Copy all lines that contain the word "type".

-- start MATERIALS PROVIDED --

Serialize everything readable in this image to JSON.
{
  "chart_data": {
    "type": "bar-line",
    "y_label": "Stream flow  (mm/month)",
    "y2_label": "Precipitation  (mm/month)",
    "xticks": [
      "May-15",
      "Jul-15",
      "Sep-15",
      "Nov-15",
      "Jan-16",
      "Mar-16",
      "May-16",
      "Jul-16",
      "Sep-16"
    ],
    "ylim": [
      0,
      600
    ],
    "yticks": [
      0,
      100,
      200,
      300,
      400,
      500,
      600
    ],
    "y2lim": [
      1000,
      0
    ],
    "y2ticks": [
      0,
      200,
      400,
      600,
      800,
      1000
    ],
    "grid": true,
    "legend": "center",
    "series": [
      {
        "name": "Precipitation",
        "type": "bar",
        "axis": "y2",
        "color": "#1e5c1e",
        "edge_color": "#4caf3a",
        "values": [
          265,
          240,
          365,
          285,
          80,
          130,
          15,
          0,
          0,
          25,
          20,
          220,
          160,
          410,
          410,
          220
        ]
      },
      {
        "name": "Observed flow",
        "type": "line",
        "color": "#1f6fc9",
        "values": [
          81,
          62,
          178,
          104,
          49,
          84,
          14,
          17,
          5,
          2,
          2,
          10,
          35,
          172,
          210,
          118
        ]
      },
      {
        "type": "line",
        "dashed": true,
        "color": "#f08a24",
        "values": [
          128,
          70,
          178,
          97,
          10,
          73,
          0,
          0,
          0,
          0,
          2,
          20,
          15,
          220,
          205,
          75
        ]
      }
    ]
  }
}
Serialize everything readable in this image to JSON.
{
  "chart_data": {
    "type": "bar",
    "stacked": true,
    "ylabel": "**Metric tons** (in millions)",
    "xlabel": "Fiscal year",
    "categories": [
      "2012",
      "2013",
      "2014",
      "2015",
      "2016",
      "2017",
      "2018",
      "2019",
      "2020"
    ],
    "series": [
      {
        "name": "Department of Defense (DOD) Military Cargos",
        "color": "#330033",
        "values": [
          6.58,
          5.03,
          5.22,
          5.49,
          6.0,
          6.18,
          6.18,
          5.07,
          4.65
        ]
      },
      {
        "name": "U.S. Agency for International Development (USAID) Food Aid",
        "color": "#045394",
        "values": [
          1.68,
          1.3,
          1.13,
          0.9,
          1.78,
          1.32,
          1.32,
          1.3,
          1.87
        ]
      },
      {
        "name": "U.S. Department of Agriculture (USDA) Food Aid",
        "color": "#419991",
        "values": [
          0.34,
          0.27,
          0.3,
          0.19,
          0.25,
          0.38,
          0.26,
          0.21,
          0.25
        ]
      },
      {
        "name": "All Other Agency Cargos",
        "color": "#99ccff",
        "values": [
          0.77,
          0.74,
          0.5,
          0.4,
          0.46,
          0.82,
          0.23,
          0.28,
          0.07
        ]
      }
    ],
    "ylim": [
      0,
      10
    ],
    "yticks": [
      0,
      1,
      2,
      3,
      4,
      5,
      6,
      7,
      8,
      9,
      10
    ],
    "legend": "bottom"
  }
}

-- end MATERIALS PROVIDED --

▶ **TASK ANSWER**
    "type": "bar-line",
        "type": "bar",
        "type": "line",
        "type": "line",
    "type": "bar",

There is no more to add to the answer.